Written problem
Examine the records and identify each line that includes the string "mali". Copy those lines.

Rows
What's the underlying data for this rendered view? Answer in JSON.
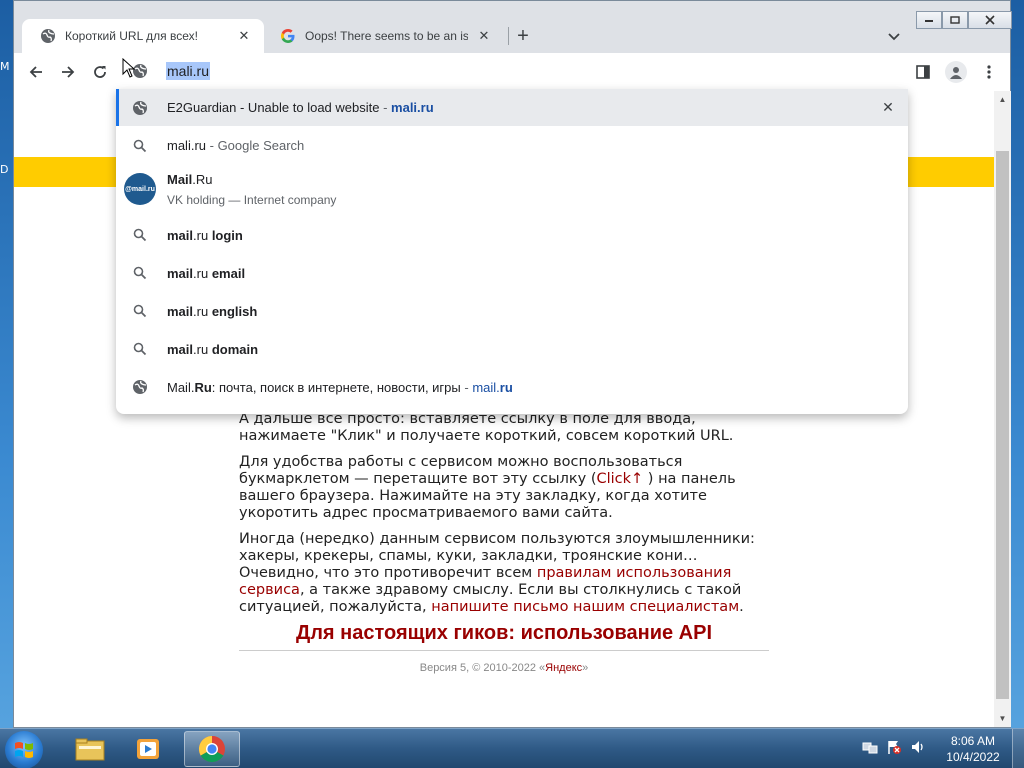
{
  "desktop": {
    "letter_top": "M",
    "letter_mid": "D"
  },
  "tabs": [
    {
      "title": "Короткий URL для всех!",
      "close": "✕"
    },
    {
      "title": "Oops! There seems to be an issue",
      "close": "✕"
    }
  ],
  "new_tab": "+",
  "omnibox": {
    "value": "mali.ru"
  },
  "suggestions": {
    "s1": {
      "title": "E2Guardian - Unable to load website",
      "sep": " - ",
      "url": "mali.ru",
      "remove": "✕"
    },
    "s2": {
      "query": "mali.ru",
      "suffix": " - Google Search"
    },
    "s3": {
      "title_bold": "Mail",
      "title_rest": ".Ru",
      "logo_text": "@mail.ru",
      "subtitle": "VK holding — Internet company"
    },
    "s4": {
      "match": "mail",
      "rest": ".ru ",
      "bold": "login"
    },
    "s5": {
      "match": "mail",
      "rest": ".ru ",
      "bold": "email"
    },
    "s6": {
      "match": "mail",
      "rest": ".ru ",
      "bold": "english"
    },
    "s7": {
      "match": "mail",
      "rest": ".ru ",
      "bold": "domain"
    },
    "s8": {
      "t1": "Mail.",
      "t1b": "Ru",
      "t2": ": почта, поиск в интернете, новости, игры",
      "sep": " - ",
      "url1": "mail.",
      "url2": "ru"
    }
  },
  "content": {
    "p1": "А дальше все просто: вставляете ссылку в поле для ввода, нажимаете \"Клик\" и получаете короткий, совсем короткий URL.",
    "p2_a": "Для удобства работы с сервисом можно воспользоваться букмарклетом — перетащите вот эту ссылку (",
    "p2_link": "Click↑",
    "p2_b": " ) на панель вашего браузера. Нажимайте на эту закладку, когда хотите укоротить адрес просматриваемого вами сайта.",
    "p3_a": "Иногда (нередко) данным сервисом пользуются злоумышленники: хакеры, крекеры, спамы, куки, закладки, троянские кони… Очевидно, что это противоречит всем ",
    "p3_link1": "правилам использования сервиса",
    "p3_b": ", а также здравому смыслу. Если вы столкнулись с такой ситуацией, пожалуйста, ",
    "p3_link2": "напишите письмо нашим специалистам",
    "p3_c": ".",
    "api_heading": "Для настоящих гиков: использование API",
    "footer_a": "Версия 5, © 2010-2022 «",
    "footer_link": "Яндекс",
    "footer_b": "»"
  },
  "clock": {
    "time": "8:06 AM",
    "date": "10/4/2022"
  },
  "colors": {
    "accent": "#1a73e8",
    "banner": "#ffcc00",
    "link": "#990000"
  }
}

The solution
    "value": "mali.ru"
      "url": "mali.ru",
      "query": "mali.ru",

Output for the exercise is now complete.